> [What the task asks]
Tally the lines below that contain the word "spread", and give only that number.

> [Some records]
--------------------

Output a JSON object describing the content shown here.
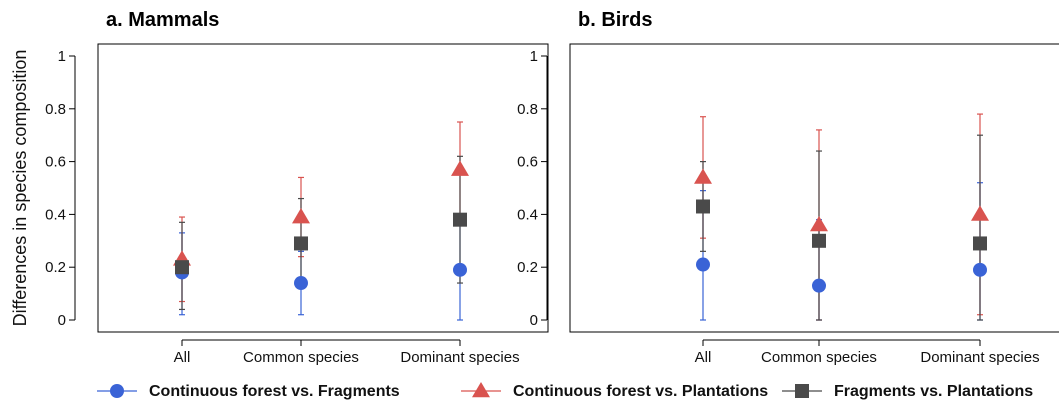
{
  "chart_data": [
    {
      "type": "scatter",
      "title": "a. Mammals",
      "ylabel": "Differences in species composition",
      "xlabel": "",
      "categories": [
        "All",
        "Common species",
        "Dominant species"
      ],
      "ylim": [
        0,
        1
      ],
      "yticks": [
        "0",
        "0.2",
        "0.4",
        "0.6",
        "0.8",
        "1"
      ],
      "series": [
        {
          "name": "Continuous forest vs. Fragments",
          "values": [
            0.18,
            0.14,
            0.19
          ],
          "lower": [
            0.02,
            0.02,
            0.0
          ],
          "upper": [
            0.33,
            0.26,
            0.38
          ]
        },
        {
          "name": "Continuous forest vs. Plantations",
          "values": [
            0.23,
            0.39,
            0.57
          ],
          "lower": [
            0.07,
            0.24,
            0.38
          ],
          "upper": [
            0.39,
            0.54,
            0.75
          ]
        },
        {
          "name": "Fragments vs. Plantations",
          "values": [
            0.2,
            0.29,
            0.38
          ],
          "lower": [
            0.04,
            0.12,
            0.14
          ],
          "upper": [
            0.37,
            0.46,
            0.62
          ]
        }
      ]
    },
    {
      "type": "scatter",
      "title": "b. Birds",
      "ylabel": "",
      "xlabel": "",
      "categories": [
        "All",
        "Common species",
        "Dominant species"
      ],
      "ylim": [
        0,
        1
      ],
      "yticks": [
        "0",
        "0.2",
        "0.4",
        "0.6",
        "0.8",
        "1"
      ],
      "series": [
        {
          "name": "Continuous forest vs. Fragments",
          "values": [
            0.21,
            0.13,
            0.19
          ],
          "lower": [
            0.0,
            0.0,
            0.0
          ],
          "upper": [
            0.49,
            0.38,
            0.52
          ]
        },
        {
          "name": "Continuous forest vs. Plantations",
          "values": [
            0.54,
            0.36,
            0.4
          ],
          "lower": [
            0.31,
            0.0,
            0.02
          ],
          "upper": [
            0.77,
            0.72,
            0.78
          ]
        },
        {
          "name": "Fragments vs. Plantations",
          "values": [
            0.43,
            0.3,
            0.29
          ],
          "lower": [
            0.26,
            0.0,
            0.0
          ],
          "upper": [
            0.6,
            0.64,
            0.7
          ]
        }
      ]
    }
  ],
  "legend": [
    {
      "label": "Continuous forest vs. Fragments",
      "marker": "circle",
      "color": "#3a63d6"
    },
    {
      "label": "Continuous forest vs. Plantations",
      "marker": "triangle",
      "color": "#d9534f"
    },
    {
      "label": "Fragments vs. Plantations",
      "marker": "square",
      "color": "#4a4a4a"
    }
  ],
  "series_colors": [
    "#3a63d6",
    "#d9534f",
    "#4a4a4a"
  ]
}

--------------------

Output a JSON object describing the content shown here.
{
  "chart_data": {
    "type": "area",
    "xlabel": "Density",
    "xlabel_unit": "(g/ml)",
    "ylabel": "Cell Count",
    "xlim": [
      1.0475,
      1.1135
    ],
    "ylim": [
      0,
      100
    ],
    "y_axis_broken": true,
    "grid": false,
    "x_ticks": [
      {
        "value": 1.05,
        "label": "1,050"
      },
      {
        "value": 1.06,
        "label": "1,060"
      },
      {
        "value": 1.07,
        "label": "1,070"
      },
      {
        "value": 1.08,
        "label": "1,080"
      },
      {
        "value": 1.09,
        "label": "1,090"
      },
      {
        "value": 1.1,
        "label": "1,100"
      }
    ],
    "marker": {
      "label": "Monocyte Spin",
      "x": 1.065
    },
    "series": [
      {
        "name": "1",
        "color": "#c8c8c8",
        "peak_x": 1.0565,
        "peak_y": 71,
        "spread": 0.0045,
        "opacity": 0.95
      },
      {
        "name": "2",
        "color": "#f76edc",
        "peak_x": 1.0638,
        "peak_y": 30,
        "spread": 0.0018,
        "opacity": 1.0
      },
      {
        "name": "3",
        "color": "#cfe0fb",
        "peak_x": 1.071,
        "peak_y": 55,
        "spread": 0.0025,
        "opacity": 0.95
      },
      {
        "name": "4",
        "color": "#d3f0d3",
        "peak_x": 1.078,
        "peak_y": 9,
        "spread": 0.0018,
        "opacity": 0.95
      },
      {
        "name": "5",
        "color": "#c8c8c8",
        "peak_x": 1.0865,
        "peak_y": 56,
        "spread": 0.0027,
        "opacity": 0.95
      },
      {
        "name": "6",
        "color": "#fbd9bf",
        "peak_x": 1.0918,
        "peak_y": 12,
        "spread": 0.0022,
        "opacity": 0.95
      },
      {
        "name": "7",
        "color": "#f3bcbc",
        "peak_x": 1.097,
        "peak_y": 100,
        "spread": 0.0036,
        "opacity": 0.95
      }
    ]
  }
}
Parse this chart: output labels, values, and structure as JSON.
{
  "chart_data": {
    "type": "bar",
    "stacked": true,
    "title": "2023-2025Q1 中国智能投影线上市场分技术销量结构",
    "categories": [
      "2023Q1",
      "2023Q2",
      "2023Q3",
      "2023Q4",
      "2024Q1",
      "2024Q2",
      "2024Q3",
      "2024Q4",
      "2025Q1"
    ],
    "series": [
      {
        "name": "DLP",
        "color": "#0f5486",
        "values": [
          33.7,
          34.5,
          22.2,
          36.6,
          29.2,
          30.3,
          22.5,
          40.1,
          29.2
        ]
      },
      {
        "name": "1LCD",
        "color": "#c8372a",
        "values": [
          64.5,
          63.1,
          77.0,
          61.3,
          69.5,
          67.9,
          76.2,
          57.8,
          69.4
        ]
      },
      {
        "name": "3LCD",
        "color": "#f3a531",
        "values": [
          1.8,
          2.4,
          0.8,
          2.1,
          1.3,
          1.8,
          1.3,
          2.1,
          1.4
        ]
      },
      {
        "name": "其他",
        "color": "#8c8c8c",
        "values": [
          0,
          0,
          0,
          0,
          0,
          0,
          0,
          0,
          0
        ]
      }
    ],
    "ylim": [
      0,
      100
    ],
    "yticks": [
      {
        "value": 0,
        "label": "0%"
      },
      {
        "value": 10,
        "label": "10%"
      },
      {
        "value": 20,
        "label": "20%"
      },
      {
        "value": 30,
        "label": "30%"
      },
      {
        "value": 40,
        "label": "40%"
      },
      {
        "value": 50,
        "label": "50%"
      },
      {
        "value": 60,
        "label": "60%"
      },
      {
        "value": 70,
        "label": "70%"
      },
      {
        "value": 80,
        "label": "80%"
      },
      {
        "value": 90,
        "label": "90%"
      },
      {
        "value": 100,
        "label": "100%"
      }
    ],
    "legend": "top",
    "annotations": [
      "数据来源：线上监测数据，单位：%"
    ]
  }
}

--------------------

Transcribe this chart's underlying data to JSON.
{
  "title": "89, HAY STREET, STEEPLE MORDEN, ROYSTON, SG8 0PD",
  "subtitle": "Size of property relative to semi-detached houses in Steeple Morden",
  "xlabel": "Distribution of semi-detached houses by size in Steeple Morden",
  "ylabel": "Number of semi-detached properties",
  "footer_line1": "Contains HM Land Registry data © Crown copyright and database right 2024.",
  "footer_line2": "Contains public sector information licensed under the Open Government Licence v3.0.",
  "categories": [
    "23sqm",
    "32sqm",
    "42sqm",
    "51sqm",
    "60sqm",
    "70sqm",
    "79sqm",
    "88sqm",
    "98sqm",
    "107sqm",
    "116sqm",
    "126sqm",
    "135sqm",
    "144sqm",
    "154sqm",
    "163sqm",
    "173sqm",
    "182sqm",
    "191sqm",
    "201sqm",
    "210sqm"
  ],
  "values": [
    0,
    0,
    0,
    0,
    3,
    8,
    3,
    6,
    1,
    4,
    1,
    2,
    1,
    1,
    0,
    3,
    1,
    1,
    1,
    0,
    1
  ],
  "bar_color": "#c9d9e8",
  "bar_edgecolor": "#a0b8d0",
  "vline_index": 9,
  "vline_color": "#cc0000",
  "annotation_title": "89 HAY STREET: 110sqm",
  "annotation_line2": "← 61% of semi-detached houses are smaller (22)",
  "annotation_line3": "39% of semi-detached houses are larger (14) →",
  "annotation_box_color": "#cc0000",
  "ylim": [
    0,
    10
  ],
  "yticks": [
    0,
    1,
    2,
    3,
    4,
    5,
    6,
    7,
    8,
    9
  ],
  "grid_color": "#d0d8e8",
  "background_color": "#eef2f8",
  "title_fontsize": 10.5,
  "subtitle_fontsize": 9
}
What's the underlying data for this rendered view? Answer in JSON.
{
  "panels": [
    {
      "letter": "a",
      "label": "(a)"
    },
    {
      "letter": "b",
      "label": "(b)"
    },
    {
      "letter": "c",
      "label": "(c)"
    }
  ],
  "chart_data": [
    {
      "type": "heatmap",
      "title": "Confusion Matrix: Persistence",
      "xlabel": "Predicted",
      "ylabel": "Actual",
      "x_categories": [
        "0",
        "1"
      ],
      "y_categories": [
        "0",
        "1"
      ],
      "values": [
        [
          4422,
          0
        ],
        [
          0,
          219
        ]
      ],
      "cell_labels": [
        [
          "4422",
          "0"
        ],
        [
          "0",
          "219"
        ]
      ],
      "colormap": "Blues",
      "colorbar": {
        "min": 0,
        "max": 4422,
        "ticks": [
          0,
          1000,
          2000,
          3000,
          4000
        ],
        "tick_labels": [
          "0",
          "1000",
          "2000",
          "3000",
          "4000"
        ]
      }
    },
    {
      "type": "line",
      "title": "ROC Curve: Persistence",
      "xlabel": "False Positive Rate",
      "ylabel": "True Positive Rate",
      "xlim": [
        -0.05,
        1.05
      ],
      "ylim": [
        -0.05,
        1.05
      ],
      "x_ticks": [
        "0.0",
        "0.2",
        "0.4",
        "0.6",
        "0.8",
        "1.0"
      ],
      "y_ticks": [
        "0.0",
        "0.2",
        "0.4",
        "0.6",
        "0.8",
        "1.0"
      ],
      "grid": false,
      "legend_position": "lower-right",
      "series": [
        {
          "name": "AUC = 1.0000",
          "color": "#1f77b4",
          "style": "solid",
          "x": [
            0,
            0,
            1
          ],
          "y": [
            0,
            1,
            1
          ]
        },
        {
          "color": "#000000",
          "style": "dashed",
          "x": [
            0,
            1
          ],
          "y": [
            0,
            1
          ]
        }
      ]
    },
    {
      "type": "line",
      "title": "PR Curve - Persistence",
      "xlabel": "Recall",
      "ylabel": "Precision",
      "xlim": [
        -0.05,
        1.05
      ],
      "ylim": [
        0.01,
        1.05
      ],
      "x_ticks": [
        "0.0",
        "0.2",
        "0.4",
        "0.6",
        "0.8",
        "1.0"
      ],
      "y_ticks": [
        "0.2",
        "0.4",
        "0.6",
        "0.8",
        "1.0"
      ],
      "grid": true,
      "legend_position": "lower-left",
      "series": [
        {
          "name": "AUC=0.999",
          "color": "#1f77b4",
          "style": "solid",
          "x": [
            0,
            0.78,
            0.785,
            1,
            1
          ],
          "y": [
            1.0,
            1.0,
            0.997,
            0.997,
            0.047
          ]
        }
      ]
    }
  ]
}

--------------------

> [Task result]
7